'''

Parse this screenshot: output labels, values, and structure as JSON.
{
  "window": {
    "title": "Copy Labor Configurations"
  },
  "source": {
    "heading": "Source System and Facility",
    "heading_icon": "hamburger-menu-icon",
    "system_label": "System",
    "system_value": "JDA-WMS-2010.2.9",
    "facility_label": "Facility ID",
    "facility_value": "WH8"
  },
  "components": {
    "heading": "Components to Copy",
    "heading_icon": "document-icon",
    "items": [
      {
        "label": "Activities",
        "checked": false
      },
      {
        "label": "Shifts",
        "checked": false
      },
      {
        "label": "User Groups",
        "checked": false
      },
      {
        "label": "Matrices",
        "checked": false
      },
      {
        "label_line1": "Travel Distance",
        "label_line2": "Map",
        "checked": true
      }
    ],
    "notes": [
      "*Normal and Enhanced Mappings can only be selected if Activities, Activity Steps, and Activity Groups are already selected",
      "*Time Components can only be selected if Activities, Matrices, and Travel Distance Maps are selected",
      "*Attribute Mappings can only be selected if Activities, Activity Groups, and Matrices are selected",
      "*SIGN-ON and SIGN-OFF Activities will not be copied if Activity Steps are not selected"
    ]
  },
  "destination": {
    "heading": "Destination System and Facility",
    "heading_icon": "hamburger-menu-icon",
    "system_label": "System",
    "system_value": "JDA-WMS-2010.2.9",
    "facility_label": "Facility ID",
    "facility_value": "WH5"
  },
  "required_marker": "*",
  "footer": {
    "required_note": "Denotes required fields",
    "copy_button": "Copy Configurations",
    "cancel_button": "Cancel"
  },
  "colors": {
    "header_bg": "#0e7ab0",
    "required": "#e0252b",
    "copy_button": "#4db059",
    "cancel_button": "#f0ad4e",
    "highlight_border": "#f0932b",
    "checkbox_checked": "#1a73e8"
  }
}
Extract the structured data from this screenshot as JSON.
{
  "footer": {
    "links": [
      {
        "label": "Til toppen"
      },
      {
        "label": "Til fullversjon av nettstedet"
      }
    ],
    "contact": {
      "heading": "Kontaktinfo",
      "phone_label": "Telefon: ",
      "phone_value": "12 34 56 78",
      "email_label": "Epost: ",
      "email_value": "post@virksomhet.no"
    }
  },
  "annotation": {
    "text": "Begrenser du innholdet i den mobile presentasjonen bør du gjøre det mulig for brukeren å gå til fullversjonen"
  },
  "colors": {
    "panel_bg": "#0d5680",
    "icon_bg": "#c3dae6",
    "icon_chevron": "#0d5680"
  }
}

'''

In this exercise, repeat all entries exactly.

RESPONSE FOR THIS EXERCISE:
Parse this screenshot: output labels, values, and structure as JSON.
{
  "window": {
    "title": "Copy Labor Configurations"
  },
  "source": {
    "heading": "Source System and Facility",
    "heading_icon": "hamburger-menu-icon",
    "system_label": "System",
    "system_value": "JDA-WMS-2010.2.9",
    "facility_label": "Facility ID",
    "facility_value": "WH8"
  },
  "components": {
    "heading": "Components to Copy",
    "heading_icon": "document-icon",
    "items": [
      {
        "label": "Activities",
        "checked": false
      },
      {
        "label": "Shifts",
        "checked": false
      },
      {
        "label": "User Groups",
        "checked": false
      },
      {
        "label": "Matrices",
        "checked": false
      },
      {
        "label_line1": "Travel Distance",
        "label_line2": "Map",
        "checked": true
      }
    ],
    "notes": [
      "*Normal and Enhanced Mappings can only be selected if Activities, Activity Steps, and Activity Groups are already selected",
      "*Time Components can only be selected if Activities, Matrices, and Travel Distance Maps are selected",
      "*Attribute Mappings can only be selected if Activities, Activity Groups, and Matrices are selected",
      "*SIGN-ON and SIGN-OFF Activities will not be copied if Activity Steps are not selected"
    ]
  },
  "destination": {
    "heading": "Destination System and Facility",
    "heading_icon": "hamburger-menu-icon",
    "system_label": "System",
    "system_value": "JDA-WMS-2010.2.9",
    "facility_label": "Facility ID",
    "facility_value": "WH5"
  },
  "required_marker": "*",
  "footer": {
    "required_note": "Denotes required fields",
    "copy_button": "Copy Configurations",
    "cancel_button": "Cancel"
  },
  "colors": {
    "header_bg": "#0e7ab0",
    "required": "#e0252b",
    "copy_button": "#4db059",
    "cancel_button": "#f0ad4e",
    "highlight_border": "#f0932b",
    "checkbox_checked": "#1a73e8"
  }
}
Extract the structured data from this screenshot as JSON.
{
  "footer": {
    "links": [
      {
        "label": "Til toppen"
      },
      {
        "label": "Til fullversjon av nettstedet"
      }
    ],
    "contact": {
      "heading": "Kontaktinfo",
      "phone_label": "Telefon: ",
      "phone_value": "12 34 56 78",
      "email_label": "Epost: ",
      "email_value": "post@virksomhet.no"
    }
  },
  "annotation": {
    "text": "Begrenser du innholdet i den mobile presentasjonen bør du gjøre det mulig for brukeren å gå til fullversjonen"
  },
  "colors": {
    "panel_bg": "#0d5680",
    "icon_bg": "#c3dae6",
    "icon_chevron": "#0d5680"
  }
}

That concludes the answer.